[Saved entries]
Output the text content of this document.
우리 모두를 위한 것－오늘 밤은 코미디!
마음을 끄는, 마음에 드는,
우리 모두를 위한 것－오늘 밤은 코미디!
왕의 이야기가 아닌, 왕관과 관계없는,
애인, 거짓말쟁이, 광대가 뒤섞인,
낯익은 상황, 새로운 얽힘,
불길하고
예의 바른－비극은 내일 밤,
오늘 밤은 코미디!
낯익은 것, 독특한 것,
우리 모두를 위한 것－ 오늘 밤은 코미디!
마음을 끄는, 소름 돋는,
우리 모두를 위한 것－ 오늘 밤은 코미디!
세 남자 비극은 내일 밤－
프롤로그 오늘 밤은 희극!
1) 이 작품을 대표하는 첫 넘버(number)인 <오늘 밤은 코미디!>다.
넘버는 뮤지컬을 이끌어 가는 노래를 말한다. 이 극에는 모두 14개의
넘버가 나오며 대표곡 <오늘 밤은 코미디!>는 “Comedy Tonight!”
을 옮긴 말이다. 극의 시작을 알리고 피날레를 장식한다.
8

* * *

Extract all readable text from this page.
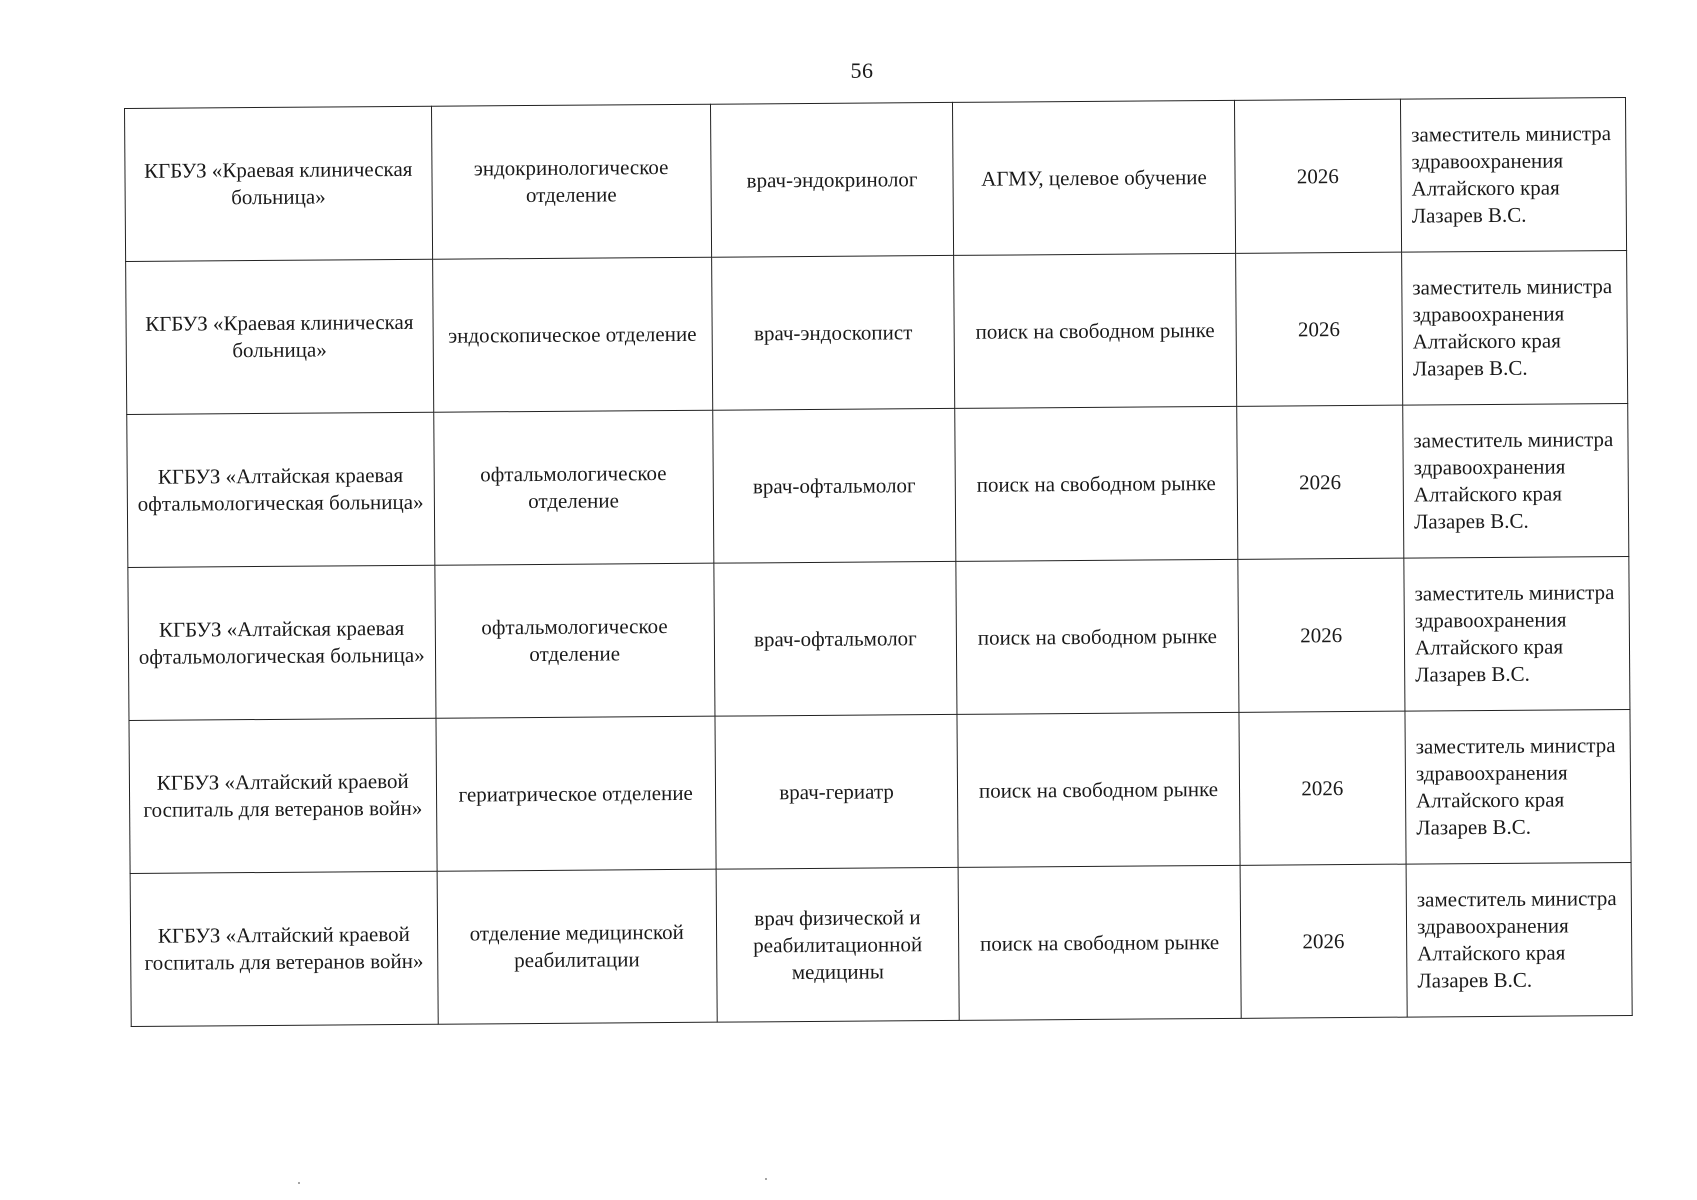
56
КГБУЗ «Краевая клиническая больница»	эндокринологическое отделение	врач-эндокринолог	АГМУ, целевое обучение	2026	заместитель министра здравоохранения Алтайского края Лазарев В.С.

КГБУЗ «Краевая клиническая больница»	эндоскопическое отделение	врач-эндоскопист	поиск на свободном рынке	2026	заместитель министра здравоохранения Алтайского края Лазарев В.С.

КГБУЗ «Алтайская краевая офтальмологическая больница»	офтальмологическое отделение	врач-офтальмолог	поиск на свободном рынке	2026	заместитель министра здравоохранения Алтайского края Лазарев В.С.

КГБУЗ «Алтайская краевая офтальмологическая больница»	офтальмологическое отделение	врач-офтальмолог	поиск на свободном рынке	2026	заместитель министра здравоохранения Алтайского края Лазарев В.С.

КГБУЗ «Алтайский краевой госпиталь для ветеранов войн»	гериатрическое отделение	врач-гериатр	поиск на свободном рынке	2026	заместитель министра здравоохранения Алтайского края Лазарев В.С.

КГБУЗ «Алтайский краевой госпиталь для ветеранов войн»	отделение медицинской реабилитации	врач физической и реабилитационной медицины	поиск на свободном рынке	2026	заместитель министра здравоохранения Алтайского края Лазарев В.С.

● Aim:
Read the entries and pick out all lines that include the word "клиническая".

● Solution to this exercise:
КГБУЗ «Краевая клиническая больница»	эндокринологическое отделение	врач-эндокринолог	АГМУ, целевое обучение	2026	заместитель министра здравоохранения Алтайского края Лазарев В.С.
КГБУЗ «Краевая клиническая больница»	эндоскопическое отделение	врач-эндоскопист	поиск на свободном рынке	2026	заместитель министра здравоохранения Алтайского края Лазарев В.С.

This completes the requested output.